# DATA ROWS:
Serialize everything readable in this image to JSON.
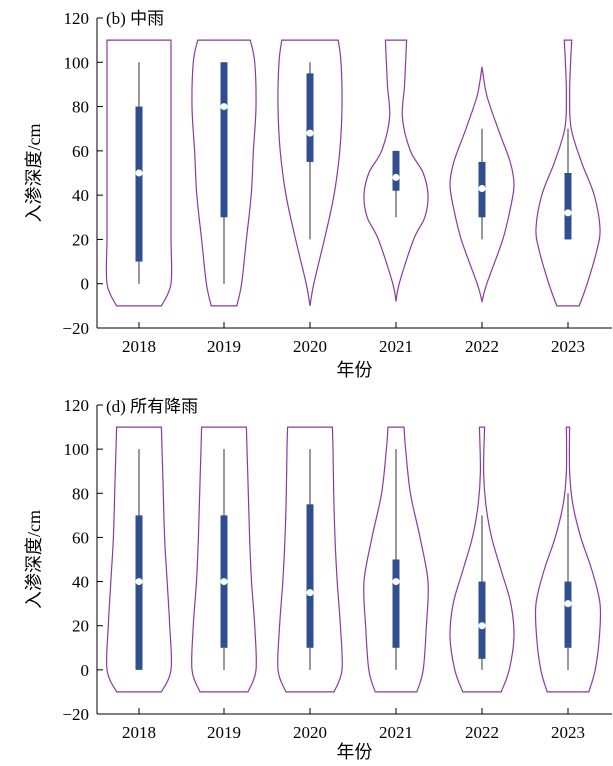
{
  "colors": {
    "violin_outline": "#8a3a9e",
    "box_fill": "#2f4f8f",
    "median_marker": "#ffffff",
    "whisker": "#333333",
    "axis": "#000000"
  },
  "chart_data": [
    {
      "type": "violin",
      "panel_label": "(b) 中雨",
      "xlabel": "年份",
      "ylabel": "入渗深度/cm",
      "categories": [
        "2018",
        "2019",
        "2020",
        "2021",
        "2022",
        "2023"
      ],
      "ylim": [
        -20,
        120
      ],
      "yticks": [
        "−20",
        "0",
        "20",
        "40",
        "60",
        "80",
        "100",
        "120"
      ],
      "grid": false,
      "series": [
        {
          "year": "2018",
          "violin_min": -10,
          "violin_max": 110,
          "whisker": [
            0,
            100
          ],
          "q1": 10,
          "q3": 80,
          "median": 50,
          "profile": [
            [
              -10,
              0.7
            ],
            [
              0,
              1.0
            ],
            [
              20,
              1.0
            ],
            [
              40,
              1.0
            ],
            [
              60,
              1.0
            ],
            [
              80,
              1.0
            ],
            [
              100,
              1.0
            ],
            [
              110,
              1.0
            ]
          ]
        },
        {
          "year": "2019",
          "violin_min": -10,
          "violin_max": 110,
          "whisker": [
            0,
            100
          ],
          "q1": 30,
          "q3": 100,
          "median": 80,
          "profile": [
            [
              -10,
              0.4
            ],
            [
              0,
              0.55
            ],
            [
              20,
              0.7
            ],
            [
              40,
              0.85
            ],
            [
              60,
              0.92
            ],
            [
              80,
              1.0
            ],
            [
              100,
              0.96
            ],
            [
              110,
              0.82
            ]
          ]
        },
        {
          "year": "2020",
          "violin_min": -10,
          "violin_max": 110,
          "whisker": [
            20,
            100
          ],
          "q1": 55,
          "q3": 95,
          "median": 68,
          "profile": [
            [
              -10,
              0.0
            ],
            [
              0,
              0.12
            ],
            [
              20,
              0.45
            ],
            [
              40,
              0.75
            ],
            [
              60,
              0.93
            ],
            [
              80,
              1.0
            ],
            [
              100,
              0.97
            ],
            [
              110,
              0.88
            ]
          ]
        },
        {
          "year": "2021",
          "violin_min": -8,
          "violin_max": 110,
          "whisker": [
            30,
            60
          ],
          "q1": 42,
          "q3": 60,
          "median": 48,
          "profile": [
            [
              -8,
              0.0
            ],
            [
              0,
              0.1
            ],
            [
              20,
              0.55
            ],
            [
              30,
              0.9
            ],
            [
              40,
              1.0
            ],
            [
              50,
              0.85
            ],
            [
              60,
              0.45
            ],
            [
              75,
              0.2
            ],
            [
              90,
              0.27
            ],
            [
              110,
              0.33
            ]
          ]
        },
        {
          "year": "2022",
          "violin_min": -8,
          "violin_max": 98,
          "whisker": [
            20,
            70
          ],
          "q1": 30,
          "q3": 55,
          "median": 43,
          "profile": [
            [
              -8,
              0.0
            ],
            [
              0,
              0.15
            ],
            [
              20,
              0.65
            ],
            [
              35,
              0.9
            ],
            [
              45,
              1.0
            ],
            [
              55,
              0.88
            ],
            [
              70,
              0.5
            ],
            [
              85,
              0.15
            ],
            [
              98,
              0.0
            ]
          ]
        },
        {
          "year": "2023",
          "violin_min": -10,
          "violin_max": 110,
          "whisker": [
            20,
            70
          ],
          "q1": 20,
          "q3": 50,
          "median": 32,
          "profile": [
            [
              -10,
              0.35
            ],
            [
              0,
              0.6
            ],
            [
              15,
              0.9
            ],
            [
              25,
              1.0
            ],
            [
              40,
              0.82
            ],
            [
              55,
              0.42
            ],
            [
              70,
              0.1
            ],
            [
              85,
              0.05
            ],
            [
              100,
              0.08
            ],
            [
              110,
              0.12
            ]
          ]
        }
      ]
    },
    {
      "type": "violin",
      "panel_label": "(d) 所有降雨",
      "xlabel": "年份",
      "ylabel": "入渗深度/cm",
      "categories": [
        "2018",
        "2019",
        "2020",
        "2021",
        "2022",
        "2023"
      ],
      "ylim": [
        -20,
        120
      ],
      "yticks": [
        "−20",
        "0",
        "20",
        "40",
        "60",
        "80",
        "100",
        "120"
      ],
      "grid": false,
      "series": [
        {
          "year": "2018",
          "violin_min": -10,
          "violin_max": 110,
          "whisker": [
            0,
            100
          ],
          "q1": 0,
          "q3": 70,
          "median": 40,
          "profile": [
            [
              -10,
              0.7
            ],
            [
              0,
              1.0
            ],
            [
              20,
              0.96
            ],
            [
              40,
              0.88
            ],
            [
              60,
              0.8
            ],
            [
              80,
              0.76
            ],
            [
              100,
              0.72
            ],
            [
              110,
              0.7
            ]
          ]
        },
        {
          "year": "2019",
          "violin_min": -10,
          "violin_max": 110,
          "whisker": [
            0,
            100
          ],
          "q1": 10,
          "q3": 70,
          "median": 40,
          "profile": [
            [
              -10,
              0.75
            ],
            [
              0,
              1.0
            ],
            [
              20,
              0.96
            ],
            [
              40,
              0.86
            ],
            [
              60,
              0.8
            ],
            [
              80,
              0.76
            ],
            [
              100,
              0.72
            ],
            [
              110,
              0.7
            ]
          ]
        },
        {
          "year": "2020",
          "violin_min": -10,
          "violin_max": 110,
          "whisker": [
            0,
            100
          ],
          "q1": 10,
          "q3": 75,
          "median": 35,
          "profile": [
            [
              -10,
              0.75
            ],
            [
              0,
              1.0
            ],
            [
              20,
              0.95
            ],
            [
              40,
              0.85
            ],
            [
              60,
              0.78
            ],
            [
              80,
              0.74
            ],
            [
              100,
              0.72
            ],
            [
              110,
              0.7
            ]
          ]
        },
        {
          "year": "2021",
          "violin_min": -10,
          "violin_max": 110,
          "whisker": [
            0,
            100
          ],
          "q1": 10,
          "q3": 50,
          "median": 40,
          "profile": [
            [
              -10,
              0.65
            ],
            [
              0,
              0.85
            ],
            [
              20,
              0.95
            ],
            [
              40,
              1.0
            ],
            [
              60,
              0.75
            ],
            [
              80,
              0.45
            ],
            [
              100,
              0.3
            ],
            [
              110,
              0.25
            ]
          ]
        },
        {
          "year": "2022",
          "violin_min": -10,
          "violin_max": 110,
          "whisker": [
            0,
            70
          ],
          "q1": 5,
          "q3": 40,
          "median": 20,
          "profile": [
            [
              -10,
              0.6
            ],
            [
              0,
              0.85
            ],
            [
              15,
              1.0
            ],
            [
              30,
              0.9
            ],
            [
              45,
              0.6
            ],
            [
              60,
              0.3
            ],
            [
              75,
              0.12
            ],
            [
              90,
              0.05
            ],
            [
              110,
              0.08
            ]
          ]
        },
        {
          "year": "2023",
          "violin_min": -10,
          "violin_max": 110,
          "whisker": [
            0,
            80
          ],
          "q1": 10,
          "q3": 40,
          "median": 30,
          "profile": [
            [
              -10,
              0.65
            ],
            [
              0,
              0.85
            ],
            [
              15,
              0.98
            ],
            [
              30,
              1.0
            ],
            [
              45,
              0.75
            ],
            [
              60,
              0.4
            ],
            [
              75,
              0.15
            ],
            [
              90,
              0.05
            ],
            [
              110,
              0.05
            ]
          ]
        }
      ]
    }
  ]
}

# GOAL:
Omit every image. Quote each record exactly.

# RESULT OF THIS TASK:
Serialize everything readable in this image to JSON.
{
  "colors": {
    "violin_outline": "#8a3a9e",
    "box_fill": "#2f4f8f",
    "median_marker": "#ffffff",
    "whisker": "#333333",
    "axis": "#000000"
  },
  "chart_data": [
    {
      "type": "violin",
      "panel_label": "(b) 中雨",
      "xlabel": "年份",
      "ylabel": "入渗深度/cm",
      "categories": [
        "2018",
        "2019",
        "2020",
        "2021",
        "2022",
        "2023"
      ],
      "ylim": [
        -20,
        120
      ],
      "yticks": [
        "−20",
        "0",
        "20",
        "40",
        "60",
        "80",
        "100",
        "120"
      ],
      "grid": false,
      "series": [
        {
          "year": "2018",
          "violin_min": -10,
          "violin_max": 110,
          "whisker": [
            0,
            100
          ],
          "q1": 10,
          "q3": 80,
          "median": 50,
          "profile": [
            [
              -10,
              0.7
            ],
            [
              0,
              1.0
            ],
            [
              20,
              1.0
            ],
            [
              40,
              1.0
            ],
            [
              60,
              1.0
            ],
            [
              80,
              1.0
            ],
            [
              100,
              1.0
            ],
            [
              110,
              1.0
            ]
          ]
        },
        {
          "year": "2019",
          "violin_min": -10,
          "violin_max": 110,
          "whisker": [
            0,
            100
          ],
          "q1": 30,
          "q3": 100,
          "median": 80,
          "profile": [
            [
              -10,
              0.4
            ],
            [
              0,
              0.55
            ],
            [
              20,
              0.7
            ],
            [
              40,
              0.85
            ],
            [
              60,
              0.92
            ],
            [
              80,
              1.0
            ],
            [
              100,
              0.96
            ],
            [
              110,
              0.82
            ]
          ]
        },
        {
          "year": "2020",
          "violin_min": -10,
          "violin_max": 110,
          "whisker": [
            20,
            100
          ],
          "q1": 55,
          "q3": 95,
          "median": 68,
          "profile": [
            [
              -10,
              0.0
            ],
            [
              0,
              0.12
            ],
            [
              20,
              0.45
            ],
            [
              40,
              0.75
            ],
            [
              60,
              0.93
            ],
            [
              80,
              1.0
            ],
            [
              100,
              0.97
            ],
            [
              110,
              0.88
            ]
          ]
        },
        {
          "year": "2021",
          "violin_min": -8,
          "violin_max": 110,
          "whisker": [
            30,
            60
          ],
          "q1": 42,
          "q3": 60,
          "median": 48,
          "profile": [
            [
              -8,
              0.0
            ],
            [
              0,
              0.1
            ],
            [
              20,
              0.55
            ],
            [
              30,
              0.9
            ],
            [
              40,
              1.0
            ],
            [
              50,
              0.85
            ],
            [
              60,
              0.45
            ],
            [
              75,
              0.2
            ],
            [
              90,
              0.27
            ],
            [
              110,
              0.33
            ]
          ]
        },
        {
          "year": "2022",
          "violin_min": -8,
          "violin_max": 98,
          "whisker": [
            20,
            70
          ],
          "q1": 30,
          "q3": 55,
          "median": 43,
          "profile": [
            [
              -8,
              0.0
            ],
            [
              0,
              0.15
            ],
            [
              20,
              0.65
            ],
            [
              35,
              0.9
            ],
            [
              45,
              1.0
            ],
            [
              55,
              0.88
            ],
            [
              70,
              0.5
            ],
            [
              85,
              0.15
            ],
            [
              98,
              0.0
            ]
          ]
        },
        {
          "year": "2023",
          "violin_min": -10,
          "violin_max": 110,
          "whisker": [
            20,
            70
          ],
          "q1": 20,
          "q3": 50,
          "median": 32,
          "profile": [
            [
              -10,
              0.35
            ],
            [
              0,
              0.6
            ],
            [
              15,
              0.9
            ],
            [
              25,
              1.0
            ],
            [
              40,
              0.82
            ],
            [
              55,
              0.42
            ],
            [
              70,
              0.1
            ],
            [
              85,
              0.05
            ],
            [
              100,
              0.08
            ],
            [
              110,
              0.12
            ]
          ]
        }
      ]
    },
    {
      "type": "violin",
      "panel_label": "(d) 所有降雨",
      "xlabel": "年份",
      "ylabel": "入渗深度/cm",
      "categories": [
        "2018",
        "2019",
        "2020",
        "2021",
        "2022",
        "2023"
      ],
      "ylim": [
        -20,
        120
      ],
      "yticks": [
        "−20",
        "0",
        "20",
        "40",
        "60",
        "80",
        "100",
        "120"
      ],
      "grid": false,
      "series": [
        {
          "year": "2018",
          "violin_min": -10,
          "violin_max": 110,
          "whisker": [
            0,
            100
          ],
          "q1": 0,
          "q3": 70,
          "median": 40,
          "profile": [
            [
              -10,
              0.7
            ],
            [
              0,
              1.0
            ],
            [
              20,
              0.96
            ],
            [
              40,
              0.88
            ],
            [
              60,
              0.8
            ],
            [
              80,
              0.76
            ],
            [
              100,
              0.72
            ],
            [
              110,
              0.7
            ]
          ]
        },
        {
          "year": "2019",
          "violin_min": -10,
          "violin_max": 110,
          "whisker": [
            0,
            100
          ],
          "q1": 10,
          "q3": 70,
          "median": 40,
          "profile": [
            [
              -10,
              0.75
            ],
            [
              0,
              1.0
            ],
            [
              20,
              0.96
            ],
            [
              40,
              0.86
            ],
            [
              60,
              0.8
            ],
            [
              80,
              0.76
            ],
            [
              100,
              0.72
            ],
            [
              110,
              0.7
            ]
          ]
        },
        {
          "year": "2020",
          "violin_min": -10,
          "violin_max": 110,
          "whisker": [
            0,
            100
          ],
          "q1": 10,
          "q3": 75,
          "median": 35,
          "profile": [
            [
              -10,
              0.75
            ],
            [
              0,
              1.0
            ],
            [
              20,
              0.95
            ],
            [
              40,
              0.85
            ],
            [
              60,
              0.78
            ],
            [
              80,
              0.74
            ],
            [
              100,
              0.72
            ],
            [
              110,
              0.7
            ]
          ]
        },
        {
          "year": "2021",
          "violin_min": -10,
          "violin_max": 110,
          "whisker": [
            0,
            100
          ],
          "q1": 10,
          "q3": 50,
          "median": 40,
          "profile": [
            [
              -10,
              0.65
            ],
            [
              0,
              0.85
            ],
            [
              20,
              0.95
            ],
            [
              40,
              1.0
            ],
            [
              60,
              0.75
            ],
            [
              80,
              0.45
            ],
            [
              100,
              0.3
            ],
            [
              110,
              0.25
            ]
          ]
        },
        {
          "year": "2022",
          "violin_min": -10,
          "violin_max": 110,
          "whisker": [
            0,
            70
          ],
          "q1": 5,
          "q3": 40,
          "median": 20,
          "profile": [
            [
              -10,
              0.6
            ],
            [
              0,
              0.85
            ],
            [
              15,
              1.0
            ],
            [
              30,
              0.9
            ],
            [
              45,
              0.6
            ],
            [
              60,
              0.3
            ],
            [
              75,
              0.12
            ],
            [
              90,
              0.05
            ],
            [
              110,
              0.08
            ]
          ]
        },
        {
          "year": "2023",
          "violin_min": -10,
          "violin_max": 110,
          "whisker": [
            0,
            80
          ],
          "q1": 10,
          "q3": 40,
          "median": 30,
          "profile": [
            [
              -10,
              0.65
            ],
            [
              0,
              0.85
            ],
            [
              15,
              0.98
            ],
            [
              30,
              1.0
            ],
            [
              45,
              0.75
            ],
            [
              60,
              0.4
            ],
            [
              75,
              0.15
            ],
            [
              90,
              0.05
            ],
            [
              110,
              0.05
            ]
          ]
        }
      ]
    }
  ]
}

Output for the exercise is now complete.